[Records to use]
..............................

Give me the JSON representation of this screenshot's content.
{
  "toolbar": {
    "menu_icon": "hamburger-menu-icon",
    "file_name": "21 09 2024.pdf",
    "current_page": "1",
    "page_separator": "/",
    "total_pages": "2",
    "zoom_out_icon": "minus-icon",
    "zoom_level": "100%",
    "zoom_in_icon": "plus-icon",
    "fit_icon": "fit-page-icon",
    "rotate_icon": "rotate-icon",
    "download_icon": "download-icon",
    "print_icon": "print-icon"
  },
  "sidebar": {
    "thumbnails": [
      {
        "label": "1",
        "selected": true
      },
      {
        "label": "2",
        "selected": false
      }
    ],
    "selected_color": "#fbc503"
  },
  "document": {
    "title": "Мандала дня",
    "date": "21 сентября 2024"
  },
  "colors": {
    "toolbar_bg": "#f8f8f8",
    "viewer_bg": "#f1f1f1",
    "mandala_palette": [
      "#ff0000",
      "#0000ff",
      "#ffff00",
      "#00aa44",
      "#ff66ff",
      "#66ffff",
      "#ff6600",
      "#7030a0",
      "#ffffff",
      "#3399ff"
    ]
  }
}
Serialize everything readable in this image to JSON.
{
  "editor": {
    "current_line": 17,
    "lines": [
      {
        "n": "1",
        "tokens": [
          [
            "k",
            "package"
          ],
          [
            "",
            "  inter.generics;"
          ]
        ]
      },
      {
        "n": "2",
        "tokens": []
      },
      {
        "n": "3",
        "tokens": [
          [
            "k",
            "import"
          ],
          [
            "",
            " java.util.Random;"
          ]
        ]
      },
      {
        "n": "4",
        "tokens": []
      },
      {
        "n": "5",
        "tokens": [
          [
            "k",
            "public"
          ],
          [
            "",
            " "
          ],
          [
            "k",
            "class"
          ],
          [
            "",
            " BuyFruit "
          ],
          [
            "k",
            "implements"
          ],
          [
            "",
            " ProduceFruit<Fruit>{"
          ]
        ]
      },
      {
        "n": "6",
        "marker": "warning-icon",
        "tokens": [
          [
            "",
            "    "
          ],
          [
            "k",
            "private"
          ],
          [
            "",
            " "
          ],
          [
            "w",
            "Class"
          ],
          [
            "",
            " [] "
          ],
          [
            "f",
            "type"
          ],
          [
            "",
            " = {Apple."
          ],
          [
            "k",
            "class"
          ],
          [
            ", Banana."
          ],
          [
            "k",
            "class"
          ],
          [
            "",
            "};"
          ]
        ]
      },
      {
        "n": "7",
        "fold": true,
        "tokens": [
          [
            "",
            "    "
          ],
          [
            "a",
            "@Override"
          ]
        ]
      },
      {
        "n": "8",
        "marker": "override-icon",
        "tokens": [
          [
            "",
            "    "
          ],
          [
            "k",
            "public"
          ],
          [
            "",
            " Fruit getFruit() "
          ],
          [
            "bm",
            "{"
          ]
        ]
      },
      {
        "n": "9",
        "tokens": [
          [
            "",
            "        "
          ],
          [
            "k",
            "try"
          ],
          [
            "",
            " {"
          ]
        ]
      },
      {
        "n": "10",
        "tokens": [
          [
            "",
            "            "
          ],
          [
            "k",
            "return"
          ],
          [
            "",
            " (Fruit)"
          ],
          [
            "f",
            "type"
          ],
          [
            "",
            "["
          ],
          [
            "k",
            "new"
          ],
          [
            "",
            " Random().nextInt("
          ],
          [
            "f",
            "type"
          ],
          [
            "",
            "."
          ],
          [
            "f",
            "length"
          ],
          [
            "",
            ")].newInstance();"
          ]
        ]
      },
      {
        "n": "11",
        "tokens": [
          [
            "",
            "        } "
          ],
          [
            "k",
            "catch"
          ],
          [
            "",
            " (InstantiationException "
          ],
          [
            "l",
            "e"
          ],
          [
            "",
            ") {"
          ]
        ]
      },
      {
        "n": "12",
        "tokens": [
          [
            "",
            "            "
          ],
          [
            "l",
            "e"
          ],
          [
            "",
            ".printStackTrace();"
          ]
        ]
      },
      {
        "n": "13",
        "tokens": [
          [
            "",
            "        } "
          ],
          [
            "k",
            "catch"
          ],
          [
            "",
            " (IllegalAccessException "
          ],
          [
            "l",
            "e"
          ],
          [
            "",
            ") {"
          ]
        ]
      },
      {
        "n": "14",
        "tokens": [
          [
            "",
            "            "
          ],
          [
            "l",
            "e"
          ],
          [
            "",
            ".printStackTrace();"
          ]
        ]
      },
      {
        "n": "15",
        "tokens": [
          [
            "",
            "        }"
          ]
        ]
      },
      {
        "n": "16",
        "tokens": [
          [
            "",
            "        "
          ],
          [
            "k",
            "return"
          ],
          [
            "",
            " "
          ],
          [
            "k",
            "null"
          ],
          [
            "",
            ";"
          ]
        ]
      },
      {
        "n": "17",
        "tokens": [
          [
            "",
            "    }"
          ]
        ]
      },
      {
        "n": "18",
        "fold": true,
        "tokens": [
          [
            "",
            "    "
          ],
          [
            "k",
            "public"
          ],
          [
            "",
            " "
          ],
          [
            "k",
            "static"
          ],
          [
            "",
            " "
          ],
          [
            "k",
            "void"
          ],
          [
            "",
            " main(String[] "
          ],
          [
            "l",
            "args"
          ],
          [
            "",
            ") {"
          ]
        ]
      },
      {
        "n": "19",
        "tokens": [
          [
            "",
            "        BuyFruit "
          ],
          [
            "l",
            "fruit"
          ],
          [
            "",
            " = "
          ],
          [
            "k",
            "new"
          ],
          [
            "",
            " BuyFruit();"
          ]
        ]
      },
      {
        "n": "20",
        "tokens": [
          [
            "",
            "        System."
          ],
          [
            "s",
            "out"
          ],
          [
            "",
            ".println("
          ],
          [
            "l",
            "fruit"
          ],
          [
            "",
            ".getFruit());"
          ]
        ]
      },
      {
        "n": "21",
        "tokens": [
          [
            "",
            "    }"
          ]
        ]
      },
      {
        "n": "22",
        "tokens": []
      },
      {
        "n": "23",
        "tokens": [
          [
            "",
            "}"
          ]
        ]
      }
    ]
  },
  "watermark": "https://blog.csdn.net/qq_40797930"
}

..............................

[Work required]
Write all of the records out again exactly.

[Final answer]
Give me the JSON representation of this screenshot's content.
{
  "toolbar": {
    "menu_icon": "hamburger-menu-icon",
    "file_name": "21 09 2024.pdf",
    "current_page": "1",
    "page_separator": "/",
    "total_pages": "2",
    "zoom_out_icon": "minus-icon",
    "zoom_level": "100%",
    "zoom_in_icon": "plus-icon",
    "fit_icon": "fit-page-icon",
    "rotate_icon": "rotate-icon",
    "download_icon": "download-icon",
    "print_icon": "print-icon"
  },
  "sidebar": {
    "thumbnails": [
      {
        "label": "1",
        "selected": true
      },
      {
        "label": "2",
        "selected": false
      }
    ],
    "selected_color": "#fbc503"
  },
  "document": {
    "title": "Мандала дня",
    "date": "21 сентября 2024"
  },
  "colors": {
    "toolbar_bg": "#f8f8f8",
    "viewer_bg": "#f1f1f1",
    "mandala_palette": [
      "#ff0000",
      "#0000ff",
      "#ffff00",
      "#00aa44",
      "#ff66ff",
      "#66ffff",
      "#ff6600",
      "#7030a0",
      "#ffffff",
      "#3399ff"
    ]
  }
}
Serialize everything readable in this image to JSON.
{
  "editor": {
    "current_line": 17,
    "lines": [
      {
        "n": "1",
        "tokens": [
          [
            "k",
            "package"
          ],
          [
            "",
            "  inter.generics;"
          ]
        ]
      },
      {
        "n": "2",
        "tokens": []
      },
      {
        "n": "3",
        "tokens": [
          [
            "k",
            "import"
          ],
          [
            "",
            " java.util.Random;"
          ]
        ]
      },
      {
        "n": "4",
        "tokens": []
      },
      {
        "n": "5",
        "tokens": [
          [
            "k",
            "public"
          ],
          [
            "",
            " "
          ],
          [
            "k",
            "class"
          ],
          [
            "",
            " BuyFruit "
          ],
          [
            "k",
            "implements"
          ],
          [
            "",
            " ProduceFruit<Fruit>{"
          ]
        ]
      },
      {
        "n": "6",
        "marker": "warning-icon",
        "tokens": [
          [
            "",
            "    "
          ],
          [
            "k",
            "private"
          ],
          [
            "",
            " "
          ],
          [
            "w",
            "Class"
          ],
          [
            "",
            " [] "
          ],
          [
            "f",
            "type"
          ],
          [
            "",
            " = {Apple."
          ],
          [
            "k",
            "class"
          ],
          [
            ", Banana."
          ],
          [
            "k",
            "class"
          ],
          [
            "",
            "};"
          ]
        ]
      },
      {
        "n": "7",
        "fold": true,
        "tokens": [
          [
            "",
            "    "
          ],
          [
            "a",
            "@Override"
          ]
        ]
      },
      {
        "n": "8",
        "marker": "override-icon",
        "tokens": [
          [
            "",
            "    "
          ],
          [
            "k",
            "public"
          ],
          [
            "",
            " Fruit getFruit() "
          ],
          [
            "bm",
            "{"
          ]
        ]
      },
      {
        "n": "9",
        "tokens": [
          [
            "",
            "        "
          ],
          [
            "k",
            "try"
          ],
          [
            "",
            " {"
          ]
        ]
      },
      {
        "n": "10",
        "tokens": [
          [
            "",
            "            "
          ],
          [
            "k",
            "return"
          ],
          [
            "",
            " (Fruit)"
          ],
          [
            "f",
            "type"
          ],
          [
            "",
            "["
          ],
          [
            "k",
            "new"
          ],
          [
            "",
            " Random().nextInt("
          ],
          [
            "f",
            "type"
          ],
          [
            "",
            "."
          ],
          [
            "f",
            "length"
          ],
          [
            "",
            ")].newInstance();"
          ]
        ]
      },
      {
        "n": "11",
        "tokens": [
          [
            "",
            "        } "
          ],
          [
            "k",
            "catch"
          ],
          [
            "",
            " (InstantiationException "
          ],
          [
            "l",
            "e"
          ],
          [
            "",
            ") {"
          ]
        ]
      },
      {
        "n": "12",
        "tokens": [
          [
            "",
            "            "
          ],
          [
            "l",
            "e"
          ],
          [
            "",
            ".printStackTrace();"
          ]
        ]
      },
      {
        "n": "13",
        "tokens": [
          [
            "",
            "        } "
          ],
          [
            "k",
            "catch"
          ],
          [
            "",
            " (IllegalAccessException "
          ],
          [
            "l",
            "e"
          ],
          [
            "",
            ") {"
          ]
        ]
      },
      {
        "n": "14",
        "tokens": [
          [
            "",
            "            "
          ],
          [
            "l",
            "e"
          ],
          [
            "",
            ".printStackTrace();"
          ]
        ]
      },
      {
        "n": "15",
        "tokens": [
          [
            "",
            "        }"
          ]
        ]
      },
      {
        "n": "16",
        "tokens": [
          [
            "",
            "        "
          ],
          [
            "k",
            "return"
          ],
          [
            "",
            " "
          ],
          [
            "k",
            "null"
          ],
          [
            "",
            ";"
          ]
        ]
      },
      {
        "n": "17",
        "tokens": [
          [
            "",
            "    }"
          ]
        ]
      },
      {
        "n": "18",
        "fold": true,
        "tokens": [
          [
            "",
            "    "
          ],
          [
            "k",
            "public"
          ],
          [
            "",
            " "
          ],
          [
            "k",
            "static"
          ],
          [
            "",
            " "
          ],
          [
            "k",
            "void"
          ],
          [
            "",
            " main(String[] "
          ],
          [
            "l",
            "args"
          ],
          [
            "",
            ") {"
          ]
        ]
      },
      {
        "n": "19",
        "tokens": [
          [
            "",
            "        BuyFruit "
          ],
          [
            "l",
            "fruit"
          ],
          [
            "",
            " = "
          ],
          [
            "k",
            "new"
          ],
          [
            "",
            " BuyFruit();"
          ]
        ]
      },
      {
        "n": "20",
        "tokens": [
          [
            "",
            "        System."
          ],
          [
            "s",
            "out"
          ],
          [
            "",
            ".println("
          ],
          [
            "l",
            "fruit"
          ],
          [
            "",
            ".getFruit());"
          ]
        ]
      },
      {
        "n": "21",
        "tokens": [
          [
            "",
            "    }"
          ]
        ]
      },
      {
        "n": "22",
        "tokens": []
      },
      {
        "n": "23",
        "tokens": [
          [
            "",
            "}"
          ]
        ]
      }
    ]
  },
  "watermark": "https://blog.csdn.net/qq_40797930"
}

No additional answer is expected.